* _TASK STATEMENT_:
What is needed here is an exact copy of every entry.

☆ ☆ ☆ ☆

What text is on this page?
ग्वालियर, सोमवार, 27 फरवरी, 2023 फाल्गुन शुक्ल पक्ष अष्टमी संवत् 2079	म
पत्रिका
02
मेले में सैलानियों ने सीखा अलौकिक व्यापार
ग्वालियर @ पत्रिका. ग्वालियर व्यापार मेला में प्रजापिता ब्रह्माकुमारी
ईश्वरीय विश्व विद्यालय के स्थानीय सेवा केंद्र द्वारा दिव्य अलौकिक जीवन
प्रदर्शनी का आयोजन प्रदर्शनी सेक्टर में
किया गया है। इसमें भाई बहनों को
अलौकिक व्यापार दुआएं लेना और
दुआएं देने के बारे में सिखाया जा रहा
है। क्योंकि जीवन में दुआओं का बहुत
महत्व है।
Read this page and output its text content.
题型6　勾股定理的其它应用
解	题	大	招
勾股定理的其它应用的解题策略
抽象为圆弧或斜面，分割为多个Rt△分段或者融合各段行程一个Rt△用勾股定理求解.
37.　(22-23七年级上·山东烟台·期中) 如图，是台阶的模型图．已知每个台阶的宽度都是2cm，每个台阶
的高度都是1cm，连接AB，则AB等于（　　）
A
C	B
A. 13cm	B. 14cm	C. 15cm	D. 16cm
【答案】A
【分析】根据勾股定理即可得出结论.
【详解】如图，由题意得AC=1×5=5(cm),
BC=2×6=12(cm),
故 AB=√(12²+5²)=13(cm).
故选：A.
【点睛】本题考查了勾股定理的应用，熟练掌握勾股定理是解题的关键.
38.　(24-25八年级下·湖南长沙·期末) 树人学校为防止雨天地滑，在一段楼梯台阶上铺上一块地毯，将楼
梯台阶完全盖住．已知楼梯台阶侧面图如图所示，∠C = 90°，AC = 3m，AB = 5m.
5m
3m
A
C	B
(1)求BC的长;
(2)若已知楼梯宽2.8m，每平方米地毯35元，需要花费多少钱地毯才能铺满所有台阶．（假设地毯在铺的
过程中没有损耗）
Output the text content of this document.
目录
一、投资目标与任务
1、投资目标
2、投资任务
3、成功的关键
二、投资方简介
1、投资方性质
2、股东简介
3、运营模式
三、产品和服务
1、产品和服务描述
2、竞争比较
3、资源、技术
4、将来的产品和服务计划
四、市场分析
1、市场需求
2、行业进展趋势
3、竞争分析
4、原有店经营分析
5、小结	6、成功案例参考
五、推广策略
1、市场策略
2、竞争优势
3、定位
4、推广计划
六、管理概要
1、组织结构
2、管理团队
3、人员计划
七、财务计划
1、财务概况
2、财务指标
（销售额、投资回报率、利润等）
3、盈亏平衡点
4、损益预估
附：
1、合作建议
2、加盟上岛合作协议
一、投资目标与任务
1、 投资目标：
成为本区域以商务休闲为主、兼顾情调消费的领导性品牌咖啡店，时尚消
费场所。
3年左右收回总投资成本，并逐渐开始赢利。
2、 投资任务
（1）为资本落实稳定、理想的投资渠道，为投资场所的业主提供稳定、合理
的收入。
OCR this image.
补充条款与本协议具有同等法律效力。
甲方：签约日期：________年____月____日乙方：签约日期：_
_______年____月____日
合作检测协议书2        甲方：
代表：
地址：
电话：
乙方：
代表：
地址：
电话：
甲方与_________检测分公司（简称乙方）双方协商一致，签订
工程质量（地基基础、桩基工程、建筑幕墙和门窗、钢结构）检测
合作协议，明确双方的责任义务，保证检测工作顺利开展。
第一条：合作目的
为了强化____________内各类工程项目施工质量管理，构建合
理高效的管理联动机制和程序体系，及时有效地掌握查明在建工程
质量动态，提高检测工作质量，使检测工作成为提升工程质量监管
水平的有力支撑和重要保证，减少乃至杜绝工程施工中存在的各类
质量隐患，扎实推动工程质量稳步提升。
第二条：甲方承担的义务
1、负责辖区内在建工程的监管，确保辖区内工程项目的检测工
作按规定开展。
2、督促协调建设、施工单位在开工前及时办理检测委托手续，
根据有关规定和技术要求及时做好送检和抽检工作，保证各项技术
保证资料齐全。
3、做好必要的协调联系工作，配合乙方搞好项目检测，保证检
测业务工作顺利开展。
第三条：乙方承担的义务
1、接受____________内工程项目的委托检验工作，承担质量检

☆ ☆ ☆ ☆

* _SOLUTION FOR THIS PROBLEM_:
What text is on this page?
ग्वालियर, सोमवार, 27 फरवरी, 2023 फाल्गुन शुक्ल पक्ष अष्टमी संवत् 2079	म
पत्रिका
02
मेले में सैलानियों ने सीखा अलौकिक व्यापार
ग्वालियर @ पत्रिका. ग्वालियर व्यापार मेला में प्रजापिता ब्रह्माकुमारी
ईश्वरीय विश्व विद्यालय के स्थानीय सेवा केंद्र द्वारा दिव्य अलौकिक जीवन
प्रदर्शनी का आयोजन प्रदर्शनी सेक्टर में
किया गया है। इसमें भाई बहनों को
अलौकिक व्यापार दुआएं लेना और
दुआएं देने के बारे में सिखाया जा रहा
है। क्योंकि जीवन में दुआओं का बहुत
महत्व है।
Read this page and output its text content.
题型6　勾股定理的其它应用
解	题	大	招
勾股定理的其它应用的解题策略
抽象为圆弧或斜面，分割为多个Rt△分段或者融合各段行程一个Rt△用勾股定理求解.
37.　(22-23七年级上·山东烟台·期中) 如图，是台阶的模型图．已知每个台阶的宽度都是2cm，每个台阶
的高度都是1cm，连接AB，则AB等于（　　）
A
C	B
A. 13cm	B. 14cm	C. 15cm	D. 16cm
【答案】A
【分析】根据勾股定理即可得出结论.
【详解】如图，由题意得AC=1×5=5(cm),
BC=2×6=12(cm),
故 AB=√(12²+5²)=13(cm).
故选：A.
【点睛】本题考查了勾股定理的应用，熟练掌握勾股定理是解题的关键.
38.　(24-25八年级下·湖南长沙·期末) 树人学校为防止雨天地滑，在一段楼梯台阶上铺上一块地毯，将楼
梯台阶完全盖住．已知楼梯台阶侧面图如图所示，∠C = 90°，AC = 3m，AB = 5m.
5m
3m
A
C	B
(1)求BC的长;
(2)若已知楼梯宽2.8m，每平方米地毯35元，需要花费多少钱地毯才能铺满所有台阶．（假设地毯在铺的
过程中没有损耗）
Output the text content of this document.
目录
一、投资目标与任务
1、投资目标
2、投资任务
3、成功的关键
二、投资方简介
1、投资方性质
2、股东简介
3、运营模式
三、产品和服务
1、产品和服务描述
2、竞争比较
3、资源、技术
4、将来的产品和服务计划
四、市场分析
1、市场需求
2、行业进展趋势
3、竞争分析
4、原有店经营分析
5、小结	6、成功案例参考
五、推广策略
1、市场策略
2、竞争优势
3、定位
4、推广计划
六、管理概要
1、组织结构
2、管理团队
3、人员计划
七、财务计划
1、财务概况
2、财务指标
（销售额、投资回报率、利润等）
3、盈亏平衡点
4、损益预估
附：
1、合作建议
2、加盟上岛合作协议
一、投资目标与任务
1、 投资目标：
成为本区域以商务休闲为主、兼顾情调消费的领导性品牌咖啡店，时尚消
费场所。
3年左右收回总投资成本，并逐渐开始赢利。
2、 投资任务
（1）为资本落实稳定、理想的投资渠道，为投资场所的业主提供稳定、合理
的收入。
OCR this image.
补充条款与本协议具有同等法律效力。
甲方：签约日期：________年____月____日乙方：签约日期：_
_______年____月____日
合作检测协议书2        甲方：
代表：
地址：
电话：
乙方：
代表：
地址：
电话：
甲方与_________检测分公司（简称乙方）双方协商一致，签订
工程质量（地基基础、桩基工程、建筑幕墙和门窗、钢结构）检测
合作协议，明确双方的责任义务，保证检测工作顺利开展。
第一条：合作目的
为了强化____________内各类工程项目施工质量管理，构建合
理高效的管理联动机制和程序体系，及时有效地掌握查明在建工程
质量动态，提高检测工作质量，使检测工作成为提升工程质量监管
水平的有力支撑和重要保证，减少乃至杜绝工程施工中存在的各类
质量隐患，扎实推动工程质量稳步提升。
第二条：甲方承担的义务
1、负责辖区内在建工程的监管，确保辖区内工程项目的检测工
作按规定开展。
2、督促协调建设、施工单位在开工前及时办理检测委托手续，
根据有关规定和技术要求及时做好送检和抽检工作，保证各项技术
保证资料齐全。
3、做好必要的协调联系工作，配合乙方搞好项目检测，保证检
测业务工作顺利开展。
第三条：乙方承担的义务
1、接受____________内工程项目的委托检验工作，承担质量检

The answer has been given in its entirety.